**Objective**
Copy verbatim the lines of data starting at the line containing "Text: 1: 1: [319, 226, 326, 237]" and ending at the line containing "Text: 1: 1: [521, 141, 528, 152]", including both of those lines.

**Stored rows**
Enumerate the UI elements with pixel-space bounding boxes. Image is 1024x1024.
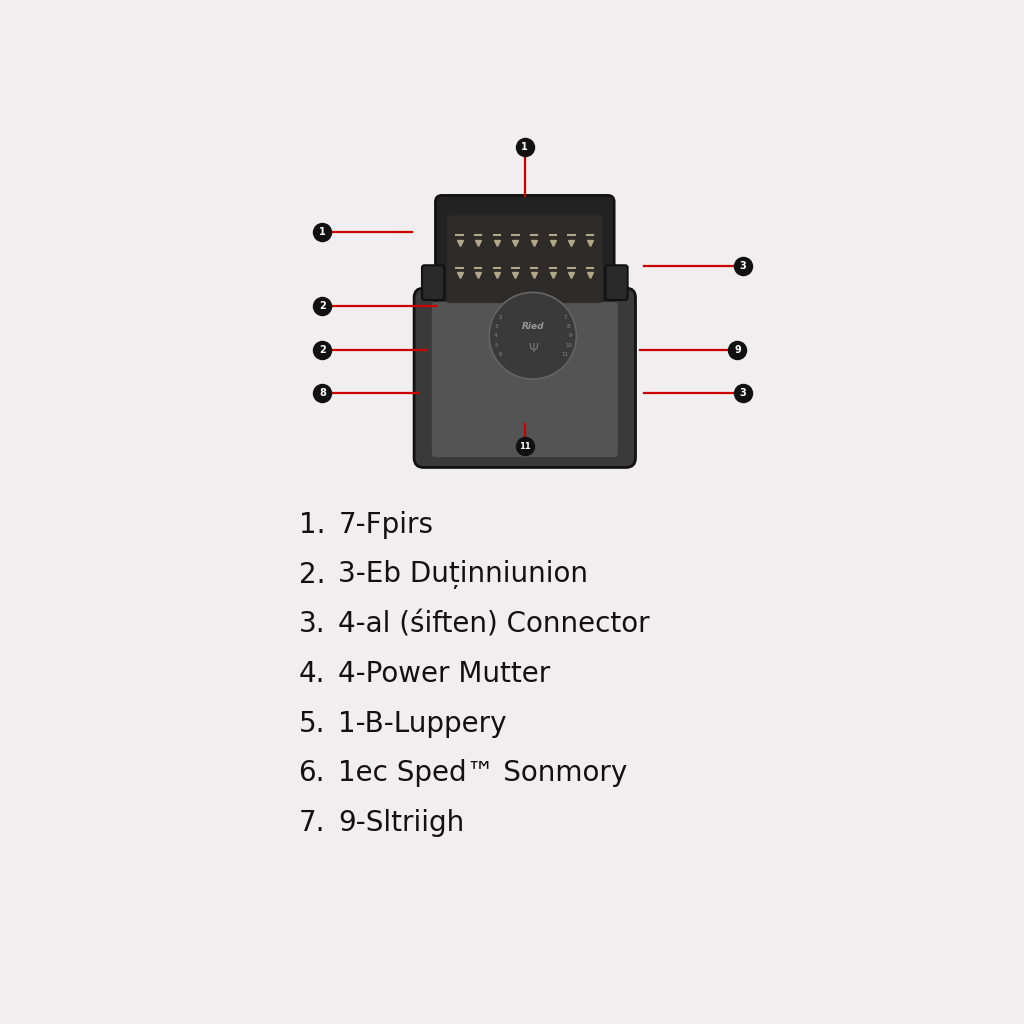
Text: 1: 1: [319, 226, 326, 237]
Text: 9-Sltriigh: 9-Sltriigh: [338, 809, 465, 837]
Text: 2: 2: [319, 301, 326, 311]
Text: 3: 3: [739, 261, 746, 271]
Text: 2: 2: [319, 345, 326, 355]
Text: 3.: 3.: [299, 610, 326, 638]
Text: 5: 5: [495, 343, 499, 348]
Text: 7-Fpirs: 7-Fpirs: [338, 511, 433, 539]
Text: 6: 6: [499, 352, 502, 356]
Text: 9: 9: [568, 333, 571, 338]
Text: 4.: 4.: [299, 660, 326, 688]
FancyBboxPatch shape: [435, 196, 614, 311]
Text: 3-Eb Duținniunion: 3-Eb Duținniunion: [338, 560, 589, 589]
Text: 7: 7: [563, 314, 567, 319]
Text: 5.: 5.: [299, 710, 326, 737]
Text: 4-al (śiften) Connector: 4-al (śiften) Connector: [338, 610, 650, 638]
Text: 4: 4: [494, 333, 498, 338]
Text: 11: 11: [561, 352, 568, 356]
Text: 6.: 6.: [299, 760, 326, 787]
FancyBboxPatch shape: [605, 265, 628, 300]
Text: 8: 8: [319, 387, 326, 397]
Text: 7.: 7.: [299, 809, 326, 837]
Circle shape: [489, 293, 577, 379]
Text: 2.: 2.: [299, 561, 326, 589]
Text: 1-B-Luppery: 1-B-Luppery: [338, 710, 507, 737]
Text: Ψ: Ψ: [527, 342, 538, 355]
FancyBboxPatch shape: [446, 215, 603, 303]
Text: 1ec Sped™ Sonmory: 1ec Sped™ Sonmory: [338, 760, 628, 787]
Text: 8: 8: [567, 324, 570, 329]
FancyBboxPatch shape: [414, 288, 636, 467]
Text: 4-Power Mutter: 4-Power Mutter: [338, 660, 551, 688]
FancyBboxPatch shape: [422, 265, 444, 300]
FancyBboxPatch shape: [432, 302, 617, 457]
Text: 10: 10: [565, 343, 572, 348]
Text: 9: 9: [734, 345, 740, 355]
Text: Ried: Ried: [521, 322, 544, 331]
Text: 1: 1: [521, 141, 528, 152]
Text: 11: 11: [519, 441, 530, 451]
Text: 1.: 1.: [299, 511, 326, 539]
Text: 2: 2: [499, 314, 502, 319]
Text: 3: 3: [739, 387, 746, 397]
Text: 3: 3: [495, 324, 499, 329]
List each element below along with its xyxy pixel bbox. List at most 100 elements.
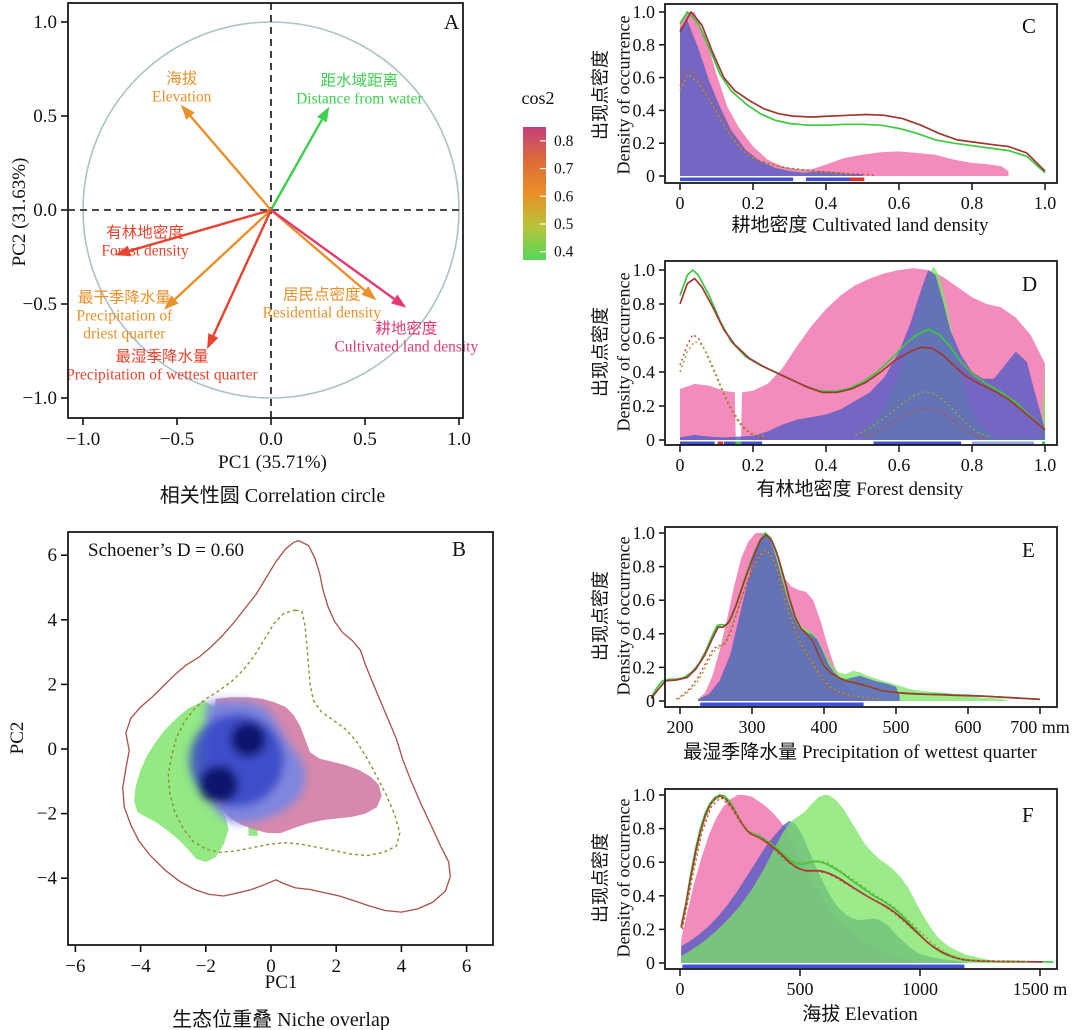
cultivated-land-density-arrow — [270, 209, 395, 300]
y-tick-label: 1.0 — [633, 785, 656, 805]
panel-b-y-axis-title: PC2 — [7, 721, 29, 755]
d-red-solid-line — [679, 277, 1046, 431]
x-tick-label: 0.2 — [742, 193, 765, 213]
panel-d-frame — [664, 260, 1058, 446]
y-tick-label: 0.6 — [633, 852, 656, 872]
y-tick-label: 0 — [646, 691, 655, 711]
x-tick-label: 0.8 — [961, 455, 984, 475]
y-tick-label: 0.6 — [633, 590, 656, 610]
c-blue-rug — [805, 177, 852, 182]
y-tick-label: 0.4 — [633, 100, 656, 120]
panel-f: 0 500 1000 1500 m 0 0.2 0.4 0.6 0.8 1.0 — [633, 785, 1068, 999]
d-blue-area — [680, 270, 1045, 440]
f-green-dotted-line — [681, 794, 1029, 963]
panel-b: −6 −4 −2 0 2 4 6 6 4 2 0 −2 −4 — [37, 531, 494, 977]
colorbar-title: cos2 — [521, 88, 555, 108]
d-green-dotted-line — [679, 340, 765, 438]
residential-density-arrow — [270, 209, 366, 292]
x-tick-label: 500 — [883, 717, 910, 737]
x-tick-label: 1500 m — [1013, 979, 1068, 999]
y-tick-label: 0.2 — [633, 657, 656, 677]
blue-density-core — [199, 765, 239, 804]
colorbar-tick-label: 0.7 — [554, 161, 574, 178]
panel-a-letter: A — [444, 10, 460, 34]
panel-a-x-axis-title: PC1 (35.71%) — [218, 452, 327, 473]
panel-b-letter: B — [452, 537, 467, 561]
x-tick-label: 400 — [811, 717, 838, 737]
d-red-rug — [717, 441, 724, 446]
precipitation-of-wettest-quarter-arrowhead — [207, 333, 219, 350]
x-tick-label: 0.4 — [815, 193, 838, 213]
y-tick-label: −0.5 — [23, 294, 57, 315]
forest-density-label: 有林地密度 — [106, 224, 184, 242]
panel-b-annotation: Schoener’s D = 0.60 — [88, 540, 245, 561]
panel-f-frame — [664, 788, 1058, 970]
x-tick-label: 200 — [667, 717, 694, 737]
x-tick-label: −6 — [65, 956, 85, 977]
y-tick-label: 0.4 — [633, 886, 656, 906]
y-tick-label: 0 — [48, 739, 58, 760]
e-red-solid-line — [650, 533, 1041, 701]
y-tick-label: 0.0 — [33, 200, 57, 221]
e-green-dotted-line — [678, 548, 881, 700]
c-red-rug — [849, 177, 865, 182]
y-tick-label: 1.0 — [33, 12, 57, 33]
colorbar-tick-label: 0.5 — [554, 216, 574, 233]
panel-c-y-title-zh: 出现点密度 — [590, 50, 611, 140]
d-green-rug — [1042, 441, 1045, 446]
x-tick-label: −1.0 — [66, 429, 100, 450]
panel-a-y-axis-title: PC2 (31.63%) — [9, 157, 31, 267]
x-tick-label: 2 — [331, 956, 341, 977]
x-tick-label: 0.8 — [961, 193, 984, 213]
x-tick-label: 0.6 — [888, 455, 911, 475]
inner-contour-dashed — [167, 609, 401, 857]
y-tick-label: 0 — [646, 430, 655, 450]
residential-density-arrowhead — [361, 286, 377, 301]
y-tick-label: 0.4 — [633, 362, 656, 382]
precipitation-of-driest-quarter-label: Precipitation of — [76, 307, 173, 324]
d-green-rug — [735, 441, 742, 446]
panel-f-letter: F — [1022, 803, 1034, 827]
y-tick-label: 0.6 — [633, 328, 656, 348]
d-green-dotted-line — [854, 390, 991, 438]
panel-e-frame — [664, 526, 1058, 708]
precipitation-of-wettest-quarter-arrow — [212, 209, 273, 336]
forest-density-arrowhead — [114, 245, 131, 257]
x-tick-label: 1.0 — [1034, 193, 1057, 213]
x-tick-label: 0 — [676, 979, 685, 999]
panel-a-caption: 相关性圆 Correlation circle — [159, 485, 386, 507]
y-tick-label: 0.5 — [33, 106, 57, 127]
distance-from-water-arrowhead — [317, 106, 330, 123]
panel-b-x-axis-title: PC1 — [264, 972, 298, 993]
y-tick-label: 0.4 — [633, 624, 656, 644]
x-tick-label: 0.5 — [353, 429, 377, 450]
elevation-label: 海拔 — [166, 69, 197, 87]
panel-e-x-axis-title: 最湿季降水量 Precipitation of wettest quarter — [683, 742, 1037, 763]
panel-d-letter: D — [1022, 272, 1038, 296]
panel-d-y-axis-title: 出现点密度 Density of occurrence — [590, 273, 635, 432]
c-blue-rug — [680, 177, 794, 182]
e-red-dotted-line — [676, 548, 882, 700]
panel-e-y-title-zh: 出现点密度 — [590, 571, 611, 661]
x-tick-label: 0.6 — [888, 193, 911, 213]
x-tick-label: 0.0 — [259, 429, 283, 450]
distance-from-water-label: 距水域距离 — [321, 71, 399, 89]
panel-c-y-title-en: Density of occurrence — [613, 15, 633, 175]
y-tick-label: −4 — [37, 868, 58, 889]
cultivated-land-density-label: 耕地密度 — [375, 319, 437, 337]
y-tick-label: 0.8 — [633, 35, 656, 55]
x-tick-label: −4 — [130, 956, 151, 977]
green-cell — [248, 826, 258, 836]
blue-density-core — [230, 721, 267, 758]
panel-f-y-title-en: Density of occurrence — [613, 798, 633, 958]
y-tick-label: 0.8 — [633, 557, 656, 577]
panel-d-y-title-zh: 出现点密度 — [590, 307, 611, 397]
y-tick-label: 0 — [646, 166, 655, 186]
x-tick-label: −0.5 — [160, 429, 194, 450]
x-tick-label: 300 — [739, 717, 766, 737]
x-tick-label: 0 — [676, 193, 685, 213]
precipitation-of-driest-quarter-label: 最干季降水量 — [78, 288, 171, 306]
c-green-solid-line — [679, 10, 1046, 174]
y-tick-label: −2 — [37, 804, 57, 825]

**Solved problem**
Text: 1: 1: [319, 226, 326, 237]
Text: 9-Sltriigh: 9-Sltriigh: [338, 809, 465, 837]
Text: 2: 2: [319, 301, 326, 311]
Text: 3: 3: [739, 261, 746, 271]
Text: 2: 2: [319, 345, 326, 355]
Text: 3.: 3.: [299, 610, 326, 638]
Text: 5: 5: [495, 343, 499, 348]
Text: 7-Fpirs: 7-Fpirs: [338, 511, 433, 539]
Text: 6: 6: [499, 352, 502, 356]
Text: 9: 9: [568, 333, 571, 338]
Text: 4.: 4.: [299, 660, 326, 688]
FancyBboxPatch shape: [435, 196, 614, 311]
Text: 3-Eb Duținniunion: 3-Eb Duținniunion: [338, 560, 589, 589]
Text: 7: 7: [563, 314, 567, 319]
Text: 5.: 5.: [299, 710, 326, 737]
Text: 4-al (śiften) Connector: 4-al (śiften) Connector: [338, 610, 650, 638]
Text: 4: 4: [494, 333, 498, 338]
Text: 11: 11: [561, 352, 568, 356]
Text: 6.: 6.: [299, 760, 326, 787]
FancyBboxPatch shape: [605, 265, 628, 300]
Text: 8: 8: [319, 387, 326, 397]
Text: 7.: 7.: [299, 809, 326, 837]
Circle shape: [489, 293, 577, 379]
Text: 2.: 2.: [299, 561, 326, 589]
Text: 1-B-Luppery: 1-B-Luppery: [338, 710, 507, 737]
Text: Ψ: Ψ: [527, 342, 538, 355]
FancyBboxPatch shape: [446, 215, 603, 303]
Text: 1ec Sped™ Sonmory: 1ec Sped™ Sonmory: [338, 760, 628, 787]
Text: 8: 8: [567, 324, 570, 329]
FancyBboxPatch shape: [414, 288, 636, 467]
Text: 4-Power Mutter: 4-Power Mutter: [338, 660, 551, 688]
FancyBboxPatch shape: [422, 265, 444, 300]
FancyBboxPatch shape: [432, 302, 617, 457]
Text: 10: 10: [565, 343, 572, 348]
Text: 9: 9: [734, 345, 740, 355]
Text: Ried: Ried: [521, 322, 544, 331]
Text: 1: 1: [521, 141, 528, 152]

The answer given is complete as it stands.